-- START WORKING DATA --

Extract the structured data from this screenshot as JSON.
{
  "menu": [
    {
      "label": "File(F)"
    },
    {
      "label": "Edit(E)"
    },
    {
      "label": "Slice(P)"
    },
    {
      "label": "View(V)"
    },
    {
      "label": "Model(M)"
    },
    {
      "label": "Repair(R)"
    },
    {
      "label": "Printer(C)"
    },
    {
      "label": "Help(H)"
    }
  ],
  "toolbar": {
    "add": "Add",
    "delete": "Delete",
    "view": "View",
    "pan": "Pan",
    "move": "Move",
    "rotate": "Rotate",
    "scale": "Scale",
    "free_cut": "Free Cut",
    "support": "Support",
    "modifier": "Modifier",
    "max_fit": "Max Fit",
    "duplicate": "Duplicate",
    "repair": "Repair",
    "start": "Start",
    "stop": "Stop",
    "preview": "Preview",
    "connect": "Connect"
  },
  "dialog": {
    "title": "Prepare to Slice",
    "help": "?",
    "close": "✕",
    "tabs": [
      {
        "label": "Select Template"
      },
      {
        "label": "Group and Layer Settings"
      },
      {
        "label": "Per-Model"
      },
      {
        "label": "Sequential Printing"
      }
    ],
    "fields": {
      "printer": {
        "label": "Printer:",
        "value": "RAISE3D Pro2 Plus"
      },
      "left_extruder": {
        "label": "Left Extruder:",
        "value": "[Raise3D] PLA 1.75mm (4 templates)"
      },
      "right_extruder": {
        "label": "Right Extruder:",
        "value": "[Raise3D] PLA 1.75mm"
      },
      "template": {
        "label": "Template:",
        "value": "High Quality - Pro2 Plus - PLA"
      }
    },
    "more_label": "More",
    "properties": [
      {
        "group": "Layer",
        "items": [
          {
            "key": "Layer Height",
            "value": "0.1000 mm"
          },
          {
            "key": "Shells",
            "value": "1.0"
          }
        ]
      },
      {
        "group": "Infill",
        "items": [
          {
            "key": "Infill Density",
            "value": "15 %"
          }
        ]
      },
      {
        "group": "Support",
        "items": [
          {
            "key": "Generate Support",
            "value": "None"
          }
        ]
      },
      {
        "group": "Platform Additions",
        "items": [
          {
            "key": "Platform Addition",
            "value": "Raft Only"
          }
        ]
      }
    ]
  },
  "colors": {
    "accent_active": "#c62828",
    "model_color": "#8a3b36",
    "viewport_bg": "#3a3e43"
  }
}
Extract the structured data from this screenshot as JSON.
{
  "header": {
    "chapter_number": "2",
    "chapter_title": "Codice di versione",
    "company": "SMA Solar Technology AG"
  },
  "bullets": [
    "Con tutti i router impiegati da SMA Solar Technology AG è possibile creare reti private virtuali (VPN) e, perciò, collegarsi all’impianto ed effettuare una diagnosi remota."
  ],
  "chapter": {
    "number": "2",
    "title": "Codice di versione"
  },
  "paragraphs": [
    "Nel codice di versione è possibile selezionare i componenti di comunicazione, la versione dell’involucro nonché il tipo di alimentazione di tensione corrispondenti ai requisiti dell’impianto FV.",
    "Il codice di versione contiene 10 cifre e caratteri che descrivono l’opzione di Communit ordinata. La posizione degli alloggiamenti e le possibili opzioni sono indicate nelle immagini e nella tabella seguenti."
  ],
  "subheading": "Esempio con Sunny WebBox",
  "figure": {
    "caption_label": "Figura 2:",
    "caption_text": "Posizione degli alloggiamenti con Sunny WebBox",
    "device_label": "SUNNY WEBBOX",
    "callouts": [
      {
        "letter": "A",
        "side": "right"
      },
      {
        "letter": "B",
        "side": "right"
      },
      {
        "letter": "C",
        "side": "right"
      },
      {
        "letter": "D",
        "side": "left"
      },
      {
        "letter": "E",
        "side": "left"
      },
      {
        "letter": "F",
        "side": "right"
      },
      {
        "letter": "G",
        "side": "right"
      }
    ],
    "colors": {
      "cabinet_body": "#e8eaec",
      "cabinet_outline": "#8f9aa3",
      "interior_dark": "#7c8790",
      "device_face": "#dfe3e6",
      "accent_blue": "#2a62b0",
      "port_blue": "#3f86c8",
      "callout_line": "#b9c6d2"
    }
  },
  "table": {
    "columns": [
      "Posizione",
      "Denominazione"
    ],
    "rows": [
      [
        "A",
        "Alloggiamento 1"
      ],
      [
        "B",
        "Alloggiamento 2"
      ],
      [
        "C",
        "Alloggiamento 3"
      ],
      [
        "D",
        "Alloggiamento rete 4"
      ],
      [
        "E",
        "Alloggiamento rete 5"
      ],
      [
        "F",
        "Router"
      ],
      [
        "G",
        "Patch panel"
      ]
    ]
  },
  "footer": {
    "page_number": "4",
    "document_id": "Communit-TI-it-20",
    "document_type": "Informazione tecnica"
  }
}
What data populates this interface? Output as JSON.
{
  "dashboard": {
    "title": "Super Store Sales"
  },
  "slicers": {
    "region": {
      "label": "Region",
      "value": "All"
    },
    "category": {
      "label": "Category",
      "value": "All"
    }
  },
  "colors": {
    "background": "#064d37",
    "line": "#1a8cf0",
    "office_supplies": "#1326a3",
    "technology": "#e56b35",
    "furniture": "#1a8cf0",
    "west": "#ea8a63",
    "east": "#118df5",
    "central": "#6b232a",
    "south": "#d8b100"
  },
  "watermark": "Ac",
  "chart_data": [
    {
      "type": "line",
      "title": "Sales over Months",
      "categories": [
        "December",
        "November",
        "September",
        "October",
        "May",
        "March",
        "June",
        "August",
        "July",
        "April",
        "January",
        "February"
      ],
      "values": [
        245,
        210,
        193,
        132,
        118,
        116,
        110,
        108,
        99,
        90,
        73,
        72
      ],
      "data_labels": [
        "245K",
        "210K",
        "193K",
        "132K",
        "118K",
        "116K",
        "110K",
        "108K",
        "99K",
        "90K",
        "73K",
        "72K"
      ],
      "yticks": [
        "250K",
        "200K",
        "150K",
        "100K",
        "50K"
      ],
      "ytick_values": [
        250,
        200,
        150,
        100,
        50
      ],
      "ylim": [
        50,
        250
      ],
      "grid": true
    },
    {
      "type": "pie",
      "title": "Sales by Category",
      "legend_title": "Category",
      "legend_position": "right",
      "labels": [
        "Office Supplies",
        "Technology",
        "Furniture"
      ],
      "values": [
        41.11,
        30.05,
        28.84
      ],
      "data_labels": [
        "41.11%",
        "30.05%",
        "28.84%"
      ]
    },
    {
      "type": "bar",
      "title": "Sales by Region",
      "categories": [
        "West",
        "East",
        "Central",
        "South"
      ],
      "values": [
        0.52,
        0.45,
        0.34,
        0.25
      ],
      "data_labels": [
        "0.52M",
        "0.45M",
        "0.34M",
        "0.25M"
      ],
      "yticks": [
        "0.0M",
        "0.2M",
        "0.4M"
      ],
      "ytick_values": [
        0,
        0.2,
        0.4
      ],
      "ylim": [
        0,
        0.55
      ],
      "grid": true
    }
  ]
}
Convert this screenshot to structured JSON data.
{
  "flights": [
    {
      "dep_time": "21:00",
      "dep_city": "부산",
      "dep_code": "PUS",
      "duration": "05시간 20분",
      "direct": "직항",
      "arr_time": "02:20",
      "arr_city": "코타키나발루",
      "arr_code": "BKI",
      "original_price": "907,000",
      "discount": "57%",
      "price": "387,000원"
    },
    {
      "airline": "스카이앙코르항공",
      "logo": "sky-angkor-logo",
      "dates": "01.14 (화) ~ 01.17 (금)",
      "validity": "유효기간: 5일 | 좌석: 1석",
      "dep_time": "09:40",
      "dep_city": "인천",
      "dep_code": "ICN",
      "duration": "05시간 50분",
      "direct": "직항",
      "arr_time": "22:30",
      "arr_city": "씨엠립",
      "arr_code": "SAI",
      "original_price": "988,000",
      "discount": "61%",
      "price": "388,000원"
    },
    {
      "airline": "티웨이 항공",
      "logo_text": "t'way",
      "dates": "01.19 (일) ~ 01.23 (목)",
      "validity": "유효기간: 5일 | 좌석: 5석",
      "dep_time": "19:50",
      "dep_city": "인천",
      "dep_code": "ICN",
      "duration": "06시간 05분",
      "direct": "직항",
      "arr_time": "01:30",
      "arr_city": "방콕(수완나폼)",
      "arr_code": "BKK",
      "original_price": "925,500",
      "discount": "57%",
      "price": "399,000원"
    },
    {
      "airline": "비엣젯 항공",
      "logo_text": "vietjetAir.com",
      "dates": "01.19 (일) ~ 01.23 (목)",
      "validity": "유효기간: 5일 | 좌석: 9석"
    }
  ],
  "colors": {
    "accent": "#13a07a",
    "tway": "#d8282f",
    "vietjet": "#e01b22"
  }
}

-- END WORKING DATA --

PROBLEM TO WORK ON:
Gather every line from the entries above where the word "Solar" appears, and copy them.

WRITTEN RESPONSE:
    "company": "SMA Solar Technology AG"
    "Con tutti i router impiegati da SMA Solar Technology AG è possibile creare reti private virtuali (VPN) e, perciò, collegarsi all’impianto ed effettuare una diagnosi remota."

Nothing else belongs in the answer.